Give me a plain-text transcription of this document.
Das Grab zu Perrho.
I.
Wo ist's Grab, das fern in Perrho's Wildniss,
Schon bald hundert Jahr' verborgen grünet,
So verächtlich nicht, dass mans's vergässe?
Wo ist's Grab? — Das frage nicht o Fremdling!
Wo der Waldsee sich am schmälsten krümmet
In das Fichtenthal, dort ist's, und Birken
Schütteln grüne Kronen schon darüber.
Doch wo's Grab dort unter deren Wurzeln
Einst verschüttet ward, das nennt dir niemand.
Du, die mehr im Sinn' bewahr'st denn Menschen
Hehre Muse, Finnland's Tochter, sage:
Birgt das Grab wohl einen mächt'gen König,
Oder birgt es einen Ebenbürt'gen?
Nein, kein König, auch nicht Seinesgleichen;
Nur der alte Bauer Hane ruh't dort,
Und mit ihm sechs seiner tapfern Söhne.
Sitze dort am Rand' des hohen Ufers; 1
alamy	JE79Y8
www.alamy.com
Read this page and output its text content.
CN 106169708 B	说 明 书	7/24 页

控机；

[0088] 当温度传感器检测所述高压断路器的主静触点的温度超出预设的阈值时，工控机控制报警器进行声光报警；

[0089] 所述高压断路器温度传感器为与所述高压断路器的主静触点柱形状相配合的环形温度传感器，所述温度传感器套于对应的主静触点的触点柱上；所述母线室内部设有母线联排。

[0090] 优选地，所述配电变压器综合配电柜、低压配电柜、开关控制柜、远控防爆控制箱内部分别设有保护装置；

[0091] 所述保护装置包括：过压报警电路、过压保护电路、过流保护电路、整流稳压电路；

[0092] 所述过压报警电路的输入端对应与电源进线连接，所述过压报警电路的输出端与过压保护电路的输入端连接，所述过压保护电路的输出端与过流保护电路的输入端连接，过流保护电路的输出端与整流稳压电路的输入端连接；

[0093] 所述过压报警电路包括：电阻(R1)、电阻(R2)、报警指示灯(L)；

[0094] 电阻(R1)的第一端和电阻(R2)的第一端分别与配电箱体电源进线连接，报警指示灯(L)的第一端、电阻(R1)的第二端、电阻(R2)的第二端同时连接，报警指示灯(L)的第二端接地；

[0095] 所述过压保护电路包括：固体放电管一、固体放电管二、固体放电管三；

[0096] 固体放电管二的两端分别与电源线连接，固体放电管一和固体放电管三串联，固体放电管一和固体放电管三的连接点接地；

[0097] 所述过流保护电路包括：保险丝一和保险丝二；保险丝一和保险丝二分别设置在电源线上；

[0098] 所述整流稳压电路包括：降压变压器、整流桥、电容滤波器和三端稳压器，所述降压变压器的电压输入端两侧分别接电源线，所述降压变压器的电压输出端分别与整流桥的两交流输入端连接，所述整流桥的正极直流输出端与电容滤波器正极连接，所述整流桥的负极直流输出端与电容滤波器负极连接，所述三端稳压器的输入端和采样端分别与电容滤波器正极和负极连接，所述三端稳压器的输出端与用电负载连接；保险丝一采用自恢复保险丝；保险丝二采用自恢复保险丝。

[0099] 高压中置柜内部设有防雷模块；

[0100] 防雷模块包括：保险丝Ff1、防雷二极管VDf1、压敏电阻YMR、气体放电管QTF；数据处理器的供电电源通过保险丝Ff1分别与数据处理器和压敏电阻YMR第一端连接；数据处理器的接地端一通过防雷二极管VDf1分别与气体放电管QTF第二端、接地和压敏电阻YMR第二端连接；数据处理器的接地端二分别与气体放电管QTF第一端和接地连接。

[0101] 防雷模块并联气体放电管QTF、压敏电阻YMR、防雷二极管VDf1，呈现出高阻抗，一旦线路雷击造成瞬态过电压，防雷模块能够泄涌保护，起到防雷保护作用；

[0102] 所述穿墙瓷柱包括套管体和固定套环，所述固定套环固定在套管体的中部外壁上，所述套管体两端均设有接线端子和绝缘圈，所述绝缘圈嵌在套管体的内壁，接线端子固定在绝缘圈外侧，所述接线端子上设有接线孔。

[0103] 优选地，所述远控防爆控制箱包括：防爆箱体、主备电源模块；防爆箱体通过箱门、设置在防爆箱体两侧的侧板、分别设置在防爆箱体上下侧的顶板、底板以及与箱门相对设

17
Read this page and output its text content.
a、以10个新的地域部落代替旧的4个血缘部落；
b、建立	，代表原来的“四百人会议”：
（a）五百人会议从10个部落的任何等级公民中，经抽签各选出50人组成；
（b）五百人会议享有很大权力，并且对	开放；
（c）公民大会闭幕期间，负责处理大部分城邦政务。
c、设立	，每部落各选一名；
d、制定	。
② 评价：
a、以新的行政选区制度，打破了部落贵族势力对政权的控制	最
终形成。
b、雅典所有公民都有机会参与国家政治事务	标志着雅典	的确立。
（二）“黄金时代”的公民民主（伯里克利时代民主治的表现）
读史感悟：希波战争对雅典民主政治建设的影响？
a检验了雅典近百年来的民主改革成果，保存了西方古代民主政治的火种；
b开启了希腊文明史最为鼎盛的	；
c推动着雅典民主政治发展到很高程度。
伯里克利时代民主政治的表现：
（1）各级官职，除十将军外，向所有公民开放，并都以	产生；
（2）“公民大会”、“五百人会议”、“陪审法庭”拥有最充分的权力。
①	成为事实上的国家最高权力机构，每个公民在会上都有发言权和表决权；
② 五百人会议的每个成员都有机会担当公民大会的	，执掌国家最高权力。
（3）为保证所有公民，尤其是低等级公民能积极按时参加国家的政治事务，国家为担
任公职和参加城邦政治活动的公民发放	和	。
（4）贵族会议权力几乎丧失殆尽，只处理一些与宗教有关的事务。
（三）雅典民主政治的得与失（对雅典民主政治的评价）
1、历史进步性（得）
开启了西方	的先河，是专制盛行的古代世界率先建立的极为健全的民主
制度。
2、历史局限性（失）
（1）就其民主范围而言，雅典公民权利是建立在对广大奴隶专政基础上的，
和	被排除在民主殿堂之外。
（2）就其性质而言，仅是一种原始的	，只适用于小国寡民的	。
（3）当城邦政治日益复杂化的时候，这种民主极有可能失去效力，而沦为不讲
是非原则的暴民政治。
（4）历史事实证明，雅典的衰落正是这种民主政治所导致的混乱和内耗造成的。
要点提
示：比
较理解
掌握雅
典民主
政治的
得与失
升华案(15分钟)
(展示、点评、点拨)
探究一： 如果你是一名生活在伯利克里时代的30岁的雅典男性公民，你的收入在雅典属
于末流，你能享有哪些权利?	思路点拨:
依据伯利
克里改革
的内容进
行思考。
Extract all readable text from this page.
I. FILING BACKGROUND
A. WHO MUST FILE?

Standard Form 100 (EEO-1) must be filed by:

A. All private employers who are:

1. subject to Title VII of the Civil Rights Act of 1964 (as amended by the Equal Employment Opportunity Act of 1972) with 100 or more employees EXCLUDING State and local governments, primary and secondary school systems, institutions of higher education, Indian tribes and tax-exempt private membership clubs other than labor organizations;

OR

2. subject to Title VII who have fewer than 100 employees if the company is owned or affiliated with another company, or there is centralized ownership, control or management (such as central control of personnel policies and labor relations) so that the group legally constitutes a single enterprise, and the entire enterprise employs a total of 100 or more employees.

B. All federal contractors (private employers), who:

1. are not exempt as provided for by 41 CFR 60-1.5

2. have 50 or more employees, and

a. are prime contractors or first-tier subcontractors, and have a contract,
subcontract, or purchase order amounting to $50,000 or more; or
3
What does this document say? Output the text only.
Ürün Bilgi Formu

### What to produce
Filter the listing above by the word "König"; copy each line that passes.

### Solution for this problem
Birgt das Grab wohl einen mächt'gen König,
Nein, kein König, auch nicht Seinesgleichen;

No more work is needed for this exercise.